Das primeiras uniões microscópicas ao Tinder e ao desconcertante conjunto de fetiches dos nossos dias, como começou o sexo e de que forma evoluiu para a variedade e complexidade atuais? Que influência têm os nossos antepassados genéticos na nossa vida sexual? E como será o sexo no futuro? Com humor e respeito pela diversidade, David Baker apresenta-nos A Mais Breve História do Sexo.
E se a depressão, a ansiedade, a diabetes tipo 2, a demência, o cancro e muitos outros problemas de saúde tiverem a mesma causa? Segundo Casey Means, autora de Boa energia, têm. A, também, cofundadora da Levels, uma empresa de tecnologia da saúde com a missão de acabar com a crise mundial de saúde metabólica, afirma que o segredo está no tipo de energia que geramos no nosso organismo. Por isso, revela tudo o que precisamos para melhorarmos a nossa energia e, consequentemente, a saúde.
Nos últimos anos, a IA tem assustado meio mundo e fascinado outro meio. Em Co-inteligência, Ethan Mollick, um dos mais notáveis e irreverentes especialistas em IA, convida-nos a ver esta tecnologia como um colega de trabalho e um coach. Aprenda a pensar e a trabalhar em colaboração com máquinas inteligentes sem perder a sua identidade e tirando benefício do que melhor têm para oferecer estas ferramentas.

(LISTAGEM FORNECIDA):
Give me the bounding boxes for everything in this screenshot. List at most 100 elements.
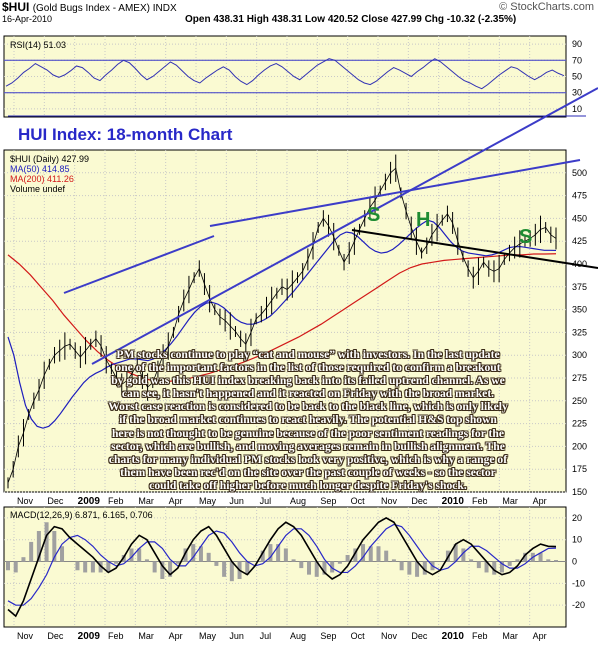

(TAREFAS A REALIZAR):
**A.** Segundo o texto apresentado, de que empresa é Casey Means cofundadora?
**B.** Atualize o trecho do texto apresentado que abre com as palavras "E se a depressão, a" e fecha com "oferecer estas ferramentas.", substituindo "colega de trabalho" por "parceiro".

(RESPOSTAS ÀS TAREFAS):
**A.** Da Levels, uma empresa de tecnologia da saúde.

**B.**
E se a depressão, a ansiedade, a diabetes tipo 2, a demência, o cancro e muitos outros problemas de saúde tiverem a mesma causa? Segundo Casey Means, autora de Boa energia, têm. A, também, cofundadora da Levels, uma empresa de tecnologia da saúde com a missão de acabar com a crise mundial de saúde metabólica, afirma que o segredo está no tipo de energia que geramos no nosso organismo. Por isso, revela tudo o que precisamos para melhorarmos a nossa energia e, consequentemente, a saúde.
Nos últimos anos, a IA tem assustado meio mundo e fascinado outro meio. Em Co-inteligência, Ethan Mollick, um dos mais notáveis e irreverentes especialistas em IA, convida-nos a ver esta tecnologia como um parceiro e um coach. Aprenda a pensar e a trabalhar em colaboração com máquinas inteligentes sem perder a sua identidade e tirando benefício do que melhor têm para oferecer estas ferramentas.